**STATED TASK 1:** Set down the passage of the Recursor 3.6.0 release notes that runs from "Recursor 3.6.0 released" up to and including "is available on GitHub.", word for word.

** START SUPPLIED TEXT **

Category: powerdns

Recursor 3.6.0 released

This is a performance, feature and bugfix update to 3.5/3.5.3. It contains important fixes for slightly broken domain names, which your users expect to work anyhow. It also brings robust resilience against certain classes of attacks.

Changes between RC1 and release:

 

New features:

  • commit aadceba: Implement minimum-ttl-override config setting, plus runtime configurability via ‘rec_control set-minimum-ttl’.
  • Lots of work on the JSON API, which is exposed via Aki Tuomi’s ‘yahttp’. Massive thanks to Christian Hofstaedtler for delivering this exciting new functionality. Documentation & demo forthcoming, but code to use it is available on GitHub.
  • Lua modules can now use ‘pdnslog(INFO..’), as described in ticket 1074, implemented in commit 674a305
  • Adopt any-to-tcp feature to the recursor. Based on a patch by Winfried Angele. Closes ticket 836commit 56b4d21 and commit e661a20.
  • commit 2c78bd5: implement built-in statistics dumper using the ‘carbon’ protocol, which is also understood by metronome (our mini-graphite). Use ‘carbon-server’, ‘carbon-ourname’ and ‘carbon-interval’ settings.
  • New setting ‘udp-truncation-threshold’ to configure from how many bytes we should truncate. commit a09a8ce.
  • Proper support for CHaos class for CHAOS TXT queries. commit c86e1f2, addition for lua in commit f94c53d, some warnings in commit 438db54 however.
  • Added support for Lua scripts to drop queries w/o further processing. commit 0478c54.
  • Kevin Holly added qtype statistics to recursor and rec_control (get-qtypelist) (commit 79332bf)

** END SUPPLIED TEXT **
** START INPUT RECORDS **

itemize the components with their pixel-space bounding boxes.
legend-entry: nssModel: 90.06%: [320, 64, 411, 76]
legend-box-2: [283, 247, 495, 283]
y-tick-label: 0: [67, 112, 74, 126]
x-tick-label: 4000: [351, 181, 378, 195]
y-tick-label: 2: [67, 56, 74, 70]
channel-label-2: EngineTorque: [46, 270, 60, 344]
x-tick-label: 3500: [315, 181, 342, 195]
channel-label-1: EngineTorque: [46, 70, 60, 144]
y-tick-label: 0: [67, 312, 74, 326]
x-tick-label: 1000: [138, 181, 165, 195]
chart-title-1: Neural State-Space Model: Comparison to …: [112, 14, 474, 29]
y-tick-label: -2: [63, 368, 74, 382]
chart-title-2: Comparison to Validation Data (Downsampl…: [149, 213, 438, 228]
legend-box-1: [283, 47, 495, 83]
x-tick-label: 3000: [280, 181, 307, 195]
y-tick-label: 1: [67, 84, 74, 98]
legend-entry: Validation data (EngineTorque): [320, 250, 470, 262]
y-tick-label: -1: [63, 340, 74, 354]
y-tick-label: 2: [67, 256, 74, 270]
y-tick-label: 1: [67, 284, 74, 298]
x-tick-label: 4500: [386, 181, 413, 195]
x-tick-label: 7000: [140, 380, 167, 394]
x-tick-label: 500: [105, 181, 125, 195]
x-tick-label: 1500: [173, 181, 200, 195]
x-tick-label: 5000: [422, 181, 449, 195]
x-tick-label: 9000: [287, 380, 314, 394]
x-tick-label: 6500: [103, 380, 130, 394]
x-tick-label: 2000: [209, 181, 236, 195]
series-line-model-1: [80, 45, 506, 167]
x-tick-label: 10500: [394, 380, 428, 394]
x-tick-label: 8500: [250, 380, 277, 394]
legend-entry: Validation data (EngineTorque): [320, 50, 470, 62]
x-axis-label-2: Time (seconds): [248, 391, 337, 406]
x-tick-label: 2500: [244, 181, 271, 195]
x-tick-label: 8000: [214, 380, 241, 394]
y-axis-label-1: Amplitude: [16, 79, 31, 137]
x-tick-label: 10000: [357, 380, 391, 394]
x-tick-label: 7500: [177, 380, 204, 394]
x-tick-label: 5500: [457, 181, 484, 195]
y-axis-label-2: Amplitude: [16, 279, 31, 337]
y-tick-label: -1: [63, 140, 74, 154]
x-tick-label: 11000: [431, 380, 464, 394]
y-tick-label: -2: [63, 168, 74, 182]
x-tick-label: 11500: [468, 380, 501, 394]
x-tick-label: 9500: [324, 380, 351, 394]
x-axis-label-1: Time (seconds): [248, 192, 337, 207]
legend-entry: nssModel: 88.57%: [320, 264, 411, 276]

** END INPUT RECORDS **

**STATED TASK 2:** Output as a numbered list the lines of the records from the first line up to and including the line with "channel-label-2: EngineTorque: [46, 270, 60, 344]", leaving out blank lines.

**COMPLETE ANSWER 1:**
Recursor 3.6.0 released

This is a performance, feature and bugfix update to 3.5/3.5.3. It contains important fixes for slightly broken domain names, which your users expect to work anyhow. It also brings robust resilience against certain classes of attacks.

Changes between RC1 and release:

 

New features:

  • commit aadceba: Implement minimum-ttl-override config setting, plus runtime configurability via ‘rec_control set-minimum-ttl’.
  • Lots of work on the JSON API, which is exposed via Aki Tuomi’s ‘yahttp’. Massive thanks to Christian Hofstaedtler for delivering this exciting new functionality. Documentation & demo forthcoming, but code to use it is available on GitHub.

**COMPLETE ANSWER 2:**
1. itemize the components with their pixel-space bounding boxes.
2. legend-entry: nssModel: 90.06%: [320, 64, 411, 76]
3. legend-box-2: [283, 247, 495, 283]
4. y-tick-label: 0: [67, 112, 74, 126]
5. x-tick-label: 4000: [351, 181, 378, 195]
6. y-tick-label: 2: [67, 56, 74, 70]
7. channel-label-2: EngineTorque: [46, 270, 60, 344]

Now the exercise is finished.